**Recorded information**
⁂
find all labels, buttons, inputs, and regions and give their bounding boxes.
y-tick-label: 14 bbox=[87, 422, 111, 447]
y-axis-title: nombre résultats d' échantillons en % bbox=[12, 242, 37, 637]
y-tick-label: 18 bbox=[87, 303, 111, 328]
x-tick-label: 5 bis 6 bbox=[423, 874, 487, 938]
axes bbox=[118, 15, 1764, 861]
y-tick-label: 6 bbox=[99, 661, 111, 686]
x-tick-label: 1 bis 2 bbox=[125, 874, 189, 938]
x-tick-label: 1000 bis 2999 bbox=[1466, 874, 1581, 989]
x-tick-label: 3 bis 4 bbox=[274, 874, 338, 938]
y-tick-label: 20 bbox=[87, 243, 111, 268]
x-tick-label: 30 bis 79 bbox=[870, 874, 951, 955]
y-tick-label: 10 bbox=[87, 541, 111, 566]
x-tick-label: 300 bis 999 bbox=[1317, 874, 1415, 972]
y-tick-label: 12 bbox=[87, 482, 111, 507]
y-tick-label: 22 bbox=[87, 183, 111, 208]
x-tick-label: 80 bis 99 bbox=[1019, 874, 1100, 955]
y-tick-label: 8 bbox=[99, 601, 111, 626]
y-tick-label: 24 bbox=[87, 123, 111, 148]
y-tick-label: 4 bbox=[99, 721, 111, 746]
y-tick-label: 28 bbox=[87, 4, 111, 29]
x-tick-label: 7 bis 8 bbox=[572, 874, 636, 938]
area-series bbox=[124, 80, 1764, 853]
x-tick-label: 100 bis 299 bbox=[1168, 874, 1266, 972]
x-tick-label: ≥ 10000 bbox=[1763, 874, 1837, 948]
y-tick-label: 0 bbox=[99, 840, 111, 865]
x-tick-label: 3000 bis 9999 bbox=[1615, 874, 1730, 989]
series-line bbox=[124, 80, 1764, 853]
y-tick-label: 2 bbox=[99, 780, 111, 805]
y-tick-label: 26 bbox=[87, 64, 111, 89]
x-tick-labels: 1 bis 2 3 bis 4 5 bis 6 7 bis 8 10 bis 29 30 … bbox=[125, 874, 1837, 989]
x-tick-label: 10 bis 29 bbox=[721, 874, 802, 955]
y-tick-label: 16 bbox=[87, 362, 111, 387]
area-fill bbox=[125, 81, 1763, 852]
⁂
Render the rows above as a JSON list of strings with one string per line, leaving out any blank lines.

**Exercise solution**
[
  "find all labels, buttons, inputs, and regions and give their bounding boxes.",
  "y-tick-label: 14 bbox=[87, 422, 111, 447]",
  "y-axis-title: nombre résultats d' échantillons en % bbox=[12, 242, 37, 637]",
  "y-tick-label: 18 bbox=[87, 303, 111, 328]",
  "x-tick-label: 5 bis 6 bbox=[423, 874, 487, 938]",
  "axes bbox=[118, 15, 1764, 861]",
  "y-tick-label: 6 bbox=[99, 661, 111, 686]",
  "x-tick-label: 1 bis 2 bbox=[125, 874, 189, 938]",
  "x-tick-label: 1000 bis 2999 bbox=[1466, 874, 1581, 989]",
  "x-tick-label: 3 bis 4 bbox=[274, 874, 338, 938]",
  "y-tick-label: 20 bbox=[87, 243, 111, 268]",
  "x-tick-label: 30 bis 79 bbox=[870, 874, 951, 955]",
  "y-tick-label: 10 bbox=[87, 541, 111, 566]",
  "x-tick-label: 300 bis 999 bbox=[1317, 874, 1415, 972]",
  "y-tick-label: 12 bbox=[87, 482, 111, 507]",
  "y-tick-label: 22 bbox=[87, 183, 111, 208]",
  "x-tick-label: 80 bis 99 bbox=[1019, 874, 1100, 955]",
  "y-tick-label: 8 bbox=[99, 601, 111, 626]",
  "y-tick-label: 24 bbox=[87, 123, 111, 148]",
  "y-tick-label: 4 bbox=[99, 721, 111, 746]",
  "y-tick-label: 28 bbox=[87, 4, 111, 29]",
  "x-tick-label: 7 bis 8 bbox=[572, 874, 636, 938]",
  "area-series bbox=[124, 80, 1764, 853]",
  "x-tick-label: 100 bis 299 bbox=[1168, 874, 1266, 972]",
  "x-tick-label: ≥ 10000 bbox=[1763, 874, 1837, 948]",
  "y-tick-label: 0 bbox=[99, 840, 111, 865]",
  "x-tick-label: 3000 bis 9999 bbox=[1615, 874, 1730, 989]",
  "series-line bbox=[124, 80, 1764, 853]",
  "y-tick-label: 2 bbox=[99, 780, 111, 805]",
  "y-tick-label: 26 bbox=[87, 64, 111, 89]",
  "x-tick-labels: 1 bis 2 3 bis 4 5 bis 6 7 bis 8 10 bis 29 30 … bbox=[125, 874, 1837, 989]",
  "x-tick-label: 10 bis 29 bbox=[721, 874, 802, 955]",
  "y-tick-label: 16 bbox=[87, 362, 111, 387]",
  "area-fill bbox=[125, 81, 1763, 852]"
]